◆ **Task prompt**:
Repeat the material exactly as it appears.

◆ **Exercise inputs**:
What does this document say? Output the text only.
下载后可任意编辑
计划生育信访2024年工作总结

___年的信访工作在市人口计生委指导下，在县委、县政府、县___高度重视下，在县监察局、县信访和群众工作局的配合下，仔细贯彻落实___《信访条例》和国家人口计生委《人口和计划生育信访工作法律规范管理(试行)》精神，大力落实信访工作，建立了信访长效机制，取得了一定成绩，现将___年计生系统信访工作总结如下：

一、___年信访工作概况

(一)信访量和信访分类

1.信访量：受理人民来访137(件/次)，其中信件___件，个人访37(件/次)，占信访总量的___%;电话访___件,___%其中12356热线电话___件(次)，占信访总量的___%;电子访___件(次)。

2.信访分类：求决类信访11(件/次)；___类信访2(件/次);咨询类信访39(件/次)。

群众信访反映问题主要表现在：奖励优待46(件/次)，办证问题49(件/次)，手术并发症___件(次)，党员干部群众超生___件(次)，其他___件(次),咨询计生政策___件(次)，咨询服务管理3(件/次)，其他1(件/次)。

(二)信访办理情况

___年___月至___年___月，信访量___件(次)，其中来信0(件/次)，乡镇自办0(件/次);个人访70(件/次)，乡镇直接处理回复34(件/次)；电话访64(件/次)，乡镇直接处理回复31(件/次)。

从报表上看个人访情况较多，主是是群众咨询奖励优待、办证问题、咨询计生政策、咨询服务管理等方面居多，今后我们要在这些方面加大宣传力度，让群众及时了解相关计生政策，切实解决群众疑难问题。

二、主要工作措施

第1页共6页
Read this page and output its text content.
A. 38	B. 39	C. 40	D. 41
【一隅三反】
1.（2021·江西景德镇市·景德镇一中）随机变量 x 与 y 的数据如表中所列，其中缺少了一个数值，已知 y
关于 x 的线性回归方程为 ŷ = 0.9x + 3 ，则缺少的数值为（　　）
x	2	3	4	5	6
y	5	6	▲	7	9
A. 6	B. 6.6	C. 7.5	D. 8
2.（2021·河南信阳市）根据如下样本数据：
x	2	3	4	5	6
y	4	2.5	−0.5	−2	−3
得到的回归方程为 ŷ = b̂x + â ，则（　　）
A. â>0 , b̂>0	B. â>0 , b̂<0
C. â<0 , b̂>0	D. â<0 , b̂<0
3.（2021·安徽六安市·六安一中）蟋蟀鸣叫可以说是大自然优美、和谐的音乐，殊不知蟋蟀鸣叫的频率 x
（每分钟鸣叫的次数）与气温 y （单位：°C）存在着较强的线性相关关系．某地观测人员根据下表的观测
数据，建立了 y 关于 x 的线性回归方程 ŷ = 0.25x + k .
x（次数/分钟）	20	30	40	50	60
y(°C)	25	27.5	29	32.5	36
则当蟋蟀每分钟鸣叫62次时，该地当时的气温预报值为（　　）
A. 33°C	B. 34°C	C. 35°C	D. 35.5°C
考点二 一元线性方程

◆ **Correct result**:
What does this document say? Output the text only.
下载后可任意编辑
计划生育信访2024年工作总结

___年的信访工作在市人口计生委指导下，在县委、县政府、县___高度重视下，在县监察局、县信访和群众工作局的配合下，仔细贯彻落实___《信访条例》和国家人口计生委《人口和计划生育信访工作法律规范管理(试行)》精神，大力落实信访工作，建立了信访长效机制，取得了一定成绩，现将___年计生系统信访工作总结如下：

一、___年信访工作概况

(一)信访量和信访分类

1.信访量：受理人民来访137(件/次)，其中信件___件，个人访37(件/次)，占信访总量的___%;电话访___件,___%其中12356热线电话___件(次)，占信访总量的___%;电子访___件(次)。

2.信访分类：求决类信访11(件/次)；___类信访2(件/次);咨询类信访39(件/次)。

群众信访反映问题主要表现在：奖励优待46(件/次)，办证问题49(件/次)，手术并发症___件(次)，党员干部群众超生___件(次)，其他___件(次),咨询计生政策___件(次)，咨询服务管理3(件/次)，其他1(件/次)。

(二)信访办理情况

___年___月至___年___月，信访量___件(次)，其中来信0(件/次)，乡镇自办0(件/次);个人访70(件/次)，乡镇直接处理回复34(件/次)；电话访64(件/次)，乡镇直接处理回复31(件/次)。

从报表上看个人访情况较多，主是是群众咨询奖励优待、办证问题、咨询计生政策、咨询服务管理等方面居多，今后我们要在这些方面加大宣传力度，让群众及时了解相关计生政策，切实解决群众疑难问题。

二、主要工作措施

第1页共6页
Read this page and output its text content.
A. 38	B. 39	C. 40	D. 41
【一隅三反】
1.（2021·江西景德镇市·景德镇一中）随机变量 x 与 y 的数据如表中所列，其中缺少了一个数值，已知 y
关于 x 的线性回归方程为 ŷ = 0.9x + 3 ，则缺少的数值为（　　）
x	2	3	4	5	6
y	5	6	▲	7	9
A. 6	B. 6.6	C. 7.5	D. 8
2.（2021·河南信阳市）根据如下样本数据：
x	2	3	4	5	6
y	4	2.5	−0.5	−2	−3
得到的回归方程为 ŷ = b̂x + â ，则（　　）
A. â>0 , b̂>0	B. â>0 , b̂<0
C. â<0 , b̂>0	D. â<0 , b̂<0
3.（2021·安徽六安市·六安一中）蟋蟀鸣叫可以说是大自然优美、和谐的音乐，殊不知蟋蟀鸣叫的频率 x
（每分钟鸣叫的次数）与气温 y （单位：°C）存在着较强的线性相关关系．某地观测人员根据下表的观测
数据，建立了 y 关于 x 的线性回归方程 ŷ = 0.25x + k .
x（次数/分钟）	20	30	40	50	60
y(°C)	25	27.5	29	32.5	36
则当蟋蟀每分钟鸣叫62次时，该地当时的气温预报值为（　　）
A. 33°C	B. 34°C	C. 35°C	D. 35.5°C
考点二 一元线性方程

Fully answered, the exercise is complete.